> [DESCRIPTION OF THE TASK]:
Return every entry exactly.

> [EXERCISE INPUT]:
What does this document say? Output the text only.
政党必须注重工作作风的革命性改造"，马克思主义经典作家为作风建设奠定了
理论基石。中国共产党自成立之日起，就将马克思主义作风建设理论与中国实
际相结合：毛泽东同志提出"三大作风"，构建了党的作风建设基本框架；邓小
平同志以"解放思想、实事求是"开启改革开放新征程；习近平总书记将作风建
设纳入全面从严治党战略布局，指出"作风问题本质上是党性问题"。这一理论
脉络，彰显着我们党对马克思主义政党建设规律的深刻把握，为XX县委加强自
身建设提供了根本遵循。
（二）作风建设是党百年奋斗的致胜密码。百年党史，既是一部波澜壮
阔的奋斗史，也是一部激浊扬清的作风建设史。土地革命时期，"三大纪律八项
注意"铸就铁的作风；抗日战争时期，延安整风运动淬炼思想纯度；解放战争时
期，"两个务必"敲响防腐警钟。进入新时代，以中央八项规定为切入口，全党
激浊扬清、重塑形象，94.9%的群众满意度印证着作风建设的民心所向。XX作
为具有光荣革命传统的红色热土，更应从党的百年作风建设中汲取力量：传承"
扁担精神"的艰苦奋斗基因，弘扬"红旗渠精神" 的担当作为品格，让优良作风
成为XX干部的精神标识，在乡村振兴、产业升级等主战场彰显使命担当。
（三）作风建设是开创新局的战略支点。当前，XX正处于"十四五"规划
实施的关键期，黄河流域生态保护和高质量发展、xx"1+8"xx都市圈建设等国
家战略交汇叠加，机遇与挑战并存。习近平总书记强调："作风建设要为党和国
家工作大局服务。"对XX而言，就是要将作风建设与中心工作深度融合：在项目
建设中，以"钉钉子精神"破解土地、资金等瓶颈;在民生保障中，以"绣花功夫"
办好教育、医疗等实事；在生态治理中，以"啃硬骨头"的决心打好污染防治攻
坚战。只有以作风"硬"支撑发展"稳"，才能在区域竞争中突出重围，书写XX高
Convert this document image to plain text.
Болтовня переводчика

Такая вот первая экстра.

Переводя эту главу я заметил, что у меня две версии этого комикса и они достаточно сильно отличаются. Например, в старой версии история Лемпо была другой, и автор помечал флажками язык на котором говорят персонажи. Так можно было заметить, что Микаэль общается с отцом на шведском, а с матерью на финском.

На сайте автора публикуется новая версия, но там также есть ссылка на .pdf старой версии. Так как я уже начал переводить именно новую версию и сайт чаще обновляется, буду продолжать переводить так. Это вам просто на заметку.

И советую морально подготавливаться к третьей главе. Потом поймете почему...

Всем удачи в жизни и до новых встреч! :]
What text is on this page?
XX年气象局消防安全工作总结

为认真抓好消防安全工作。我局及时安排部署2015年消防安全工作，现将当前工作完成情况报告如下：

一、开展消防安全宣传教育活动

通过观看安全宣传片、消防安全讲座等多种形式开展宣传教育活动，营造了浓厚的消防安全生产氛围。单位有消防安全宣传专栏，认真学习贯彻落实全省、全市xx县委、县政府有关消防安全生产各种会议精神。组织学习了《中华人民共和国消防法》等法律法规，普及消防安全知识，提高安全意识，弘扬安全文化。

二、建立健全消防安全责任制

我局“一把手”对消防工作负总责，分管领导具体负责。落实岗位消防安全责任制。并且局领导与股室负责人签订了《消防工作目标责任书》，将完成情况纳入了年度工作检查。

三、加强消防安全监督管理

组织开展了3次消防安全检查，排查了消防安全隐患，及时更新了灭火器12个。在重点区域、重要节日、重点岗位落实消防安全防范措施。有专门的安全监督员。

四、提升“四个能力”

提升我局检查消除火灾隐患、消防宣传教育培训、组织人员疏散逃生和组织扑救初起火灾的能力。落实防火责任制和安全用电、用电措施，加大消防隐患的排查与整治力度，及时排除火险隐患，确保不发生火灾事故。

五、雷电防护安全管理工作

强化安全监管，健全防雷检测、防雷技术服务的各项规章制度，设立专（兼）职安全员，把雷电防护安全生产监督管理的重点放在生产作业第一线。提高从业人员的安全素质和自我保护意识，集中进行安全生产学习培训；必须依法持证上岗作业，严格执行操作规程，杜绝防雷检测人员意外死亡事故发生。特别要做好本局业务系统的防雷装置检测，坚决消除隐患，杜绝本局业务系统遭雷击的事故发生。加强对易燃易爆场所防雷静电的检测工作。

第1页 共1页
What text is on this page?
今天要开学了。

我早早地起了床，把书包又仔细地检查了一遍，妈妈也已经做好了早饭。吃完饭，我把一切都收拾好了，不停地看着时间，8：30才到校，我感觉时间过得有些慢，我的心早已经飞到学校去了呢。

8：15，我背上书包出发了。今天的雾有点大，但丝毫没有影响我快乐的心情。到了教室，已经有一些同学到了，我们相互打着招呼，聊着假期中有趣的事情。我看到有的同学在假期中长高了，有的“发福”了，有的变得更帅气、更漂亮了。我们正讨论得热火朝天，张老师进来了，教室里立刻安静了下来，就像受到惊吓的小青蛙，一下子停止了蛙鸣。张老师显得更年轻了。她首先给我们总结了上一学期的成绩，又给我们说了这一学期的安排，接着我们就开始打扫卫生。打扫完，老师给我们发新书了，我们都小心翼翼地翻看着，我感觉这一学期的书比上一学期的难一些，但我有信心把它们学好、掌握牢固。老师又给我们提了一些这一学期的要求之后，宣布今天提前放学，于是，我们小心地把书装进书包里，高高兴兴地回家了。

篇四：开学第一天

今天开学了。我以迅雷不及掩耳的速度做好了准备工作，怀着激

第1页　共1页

> [SOLUTION FOR THIS EXERCISE]:
What does this document say? Output the text only.
政党必须注重工作作风的革命性改造"，马克思主义经典作家为作风建设奠定了
理论基石。中国共产党自成立之日起，就将马克思主义作风建设理论与中国实
际相结合：毛泽东同志提出"三大作风"，构建了党的作风建设基本框架；邓小
平同志以"解放思想、实事求是"开启改革开放新征程；习近平总书记将作风建
设纳入全面从严治党战略布局，指出"作风问题本质上是党性问题"。这一理论
脉络，彰显着我们党对马克思主义政党建设规律的深刻把握，为XX县委加强自
身建设提供了根本遵循。
（二）作风建设是党百年奋斗的致胜密码。百年党史，既是一部波澜壮
阔的奋斗史，也是一部激浊扬清的作风建设史。土地革命时期，"三大纪律八项
注意"铸就铁的作风；抗日战争时期，延安整风运动淬炼思想纯度；解放战争时
期，"两个务必"敲响防腐警钟。进入新时代，以中央八项规定为切入口，全党
激浊扬清、重塑形象，94.9%的群众满意度印证着作风建设的民心所向。XX作
为具有光荣革命传统的红色热土，更应从党的百年作风建设中汲取力量：传承"
扁担精神"的艰苦奋斗基因，弘扬"红旗渠精神" 的担当作为品格，让优良作风
成为XX干部的精神标识，在乡村振兴、产业升级等主战场彰显使命担当。
（三）作风建设是开创新局的战略支点。当前，XX正处于"十四五"规划
实施的关键期，黄河流域生态保护和高质量发展、xx"1+8"xx都市圈建设等国
家战略交汇叠加，机遇与挑战并存。习近平总书记强调："作风建设要为党和国
家工作大局服务。"对XX而言，就是要将作风建设与中心工作深度融合：在项目
建设中，以"钉钉子精神"破解土地、资金等瓶颈;在民生保障中，以"绣花功夫"
办好教育、医疗等实事；在生态治理中，以"啃硬骨头"的决心打好污染防治攻
坚战。只有以作风"硬"支撑发展"稳"，才能在区域竞争中突出重围，书写XX高
Convert this document image to plain text.
Болтовня переводчика

Такая вот первая экстра.

Переводя эту главу я заметил, что у меня две версии этого комикса и они достаточно сильно отличаются. Например, в старой версии история Лемпо была другой, и автор помечал флажками язык на котором говорят персонажи. Так можно было заметить, что Микаэль общается с отцом на шведском, а с матерью на финском.

На сайте автора публикуется новая версия, но там также есть ссылка на .pdf старой версии. Так как я уже начал переводить именно новую версию и сайт чаще обновляется, буду продолжать переводить так. Это вам просто на заметку.

И советую морально подготавливаться к третьей главе. Потом поймете почему...

Всем удачи в жизни и до новых встреч! :]
What text is on this page?
XX年气象局消防安全工作总结

为认真抓好消防安全工作。我局及时安排部署2015年消防安全工作，现将当前工作完成情况报告如下：

一、开展消防安全宣传教育活动

通过观看安全宣传片、消防安全讲座等多种形式开展宣传教育活动，营造了浓厚的消防安全生产氛围。单位有消防安全宣传专栏，认真学习贯彻落实全省、全市xx县委、县政府有关消防安全生产各种会议精神。组织学习了《中华人民共和国消防法》等法律法规，普及消防安全知识，提高安全意识，弘扬安全文化。

二、建立健全消防安全责任制

我局“一把手”对消防工作负总责，分管领导具体负责。落实岗位消防安全责任制。并且局领导与股室负责人签订了《消防工作目标责任书》，将完成情况纳入了年度工作检查。

三、加强消防安全监督管理

组织开展了3次消防安全检查，排查了消防安全隐患，及时更新了灭火器12个。在重点区域、重要节日、重点岗位落实消防安全防范措施。有专门的安全监督员。

四、提升“四个能力”

提升我局检查消除火灾隐患、消防宣传教育培训、组织人员疏散逃生和组织扑救初起火灾的能力。落实防火责任制和安全用电、用电措施，加大消防隐患的排查与整治力度，及时排除火险隐患，确保不发生火灾事故。

五、雷电防护安全管理工作

强化安全监管，健全防雷检测、防雷技术服务的各项规章制度，设立专（兼）职安全员，把雷电防护安全生产监督管理的重点放在生产作业第一线。提高从业人员的安全素质和自我保护意识，集中进行安全生产学习培训；必须依法持证上岗作业，严格执行操作规程，杜绝防雷检测人员意外死亡事故发生。特别要做好本局业务系统的防雷装置检测，坚决消除隐患，杜绝本局业务系统遭雷击的事故发生。加强对易燃易爆场所防雷静电的检测工作。

第1页 共1页
What text is on this page?
今天要开学了。

我早早地起了床，把书包又仔细地检查了一遍，妈妈也已经做好了早饭。吃完饭，我把一切都收拾好了，不停地看着时间，8：30才到校，我感觉时间过得有些慢，我的心早已经飞到学校去了呢。

8：15，我背上书包出发了。今天的雾有点大，但丝毫没有影响我快乐的心情。到了教室，已经有一些同学到了，我们相互打着招呼，聊着假期中有趣的事情。我看到有的同学在假期中长高了，有的“发福”了，有的变得更帅气、更漂亮了。我们正讨论得热火朝天，张老师进来了，教室里立刻安静了下来，就像受到惊吓的小青蛙，一下子停止了蛙鸣。张老师显得更年轻了。她首先给我们总结了上一学期的成绩，又给我们说了这一学期的安排，接着我们就开始打扫卫生。打扫完，老师给我们发新书了，我们都小心翼翼地翻看着，我感觉这一学期的书比上一学期的难一些，但我有信心把它们学好、掌握牢固。老师又给我们提了一些这一学期的要求之后，宣布今天提前放学，于是，我们小心地把书装进书包里，高高兴兴地回家了。

篇四：开学第一天

今天开学了。我以迅雷不及掩耳的速度做好了准备工作，怀着激

第1页　共1页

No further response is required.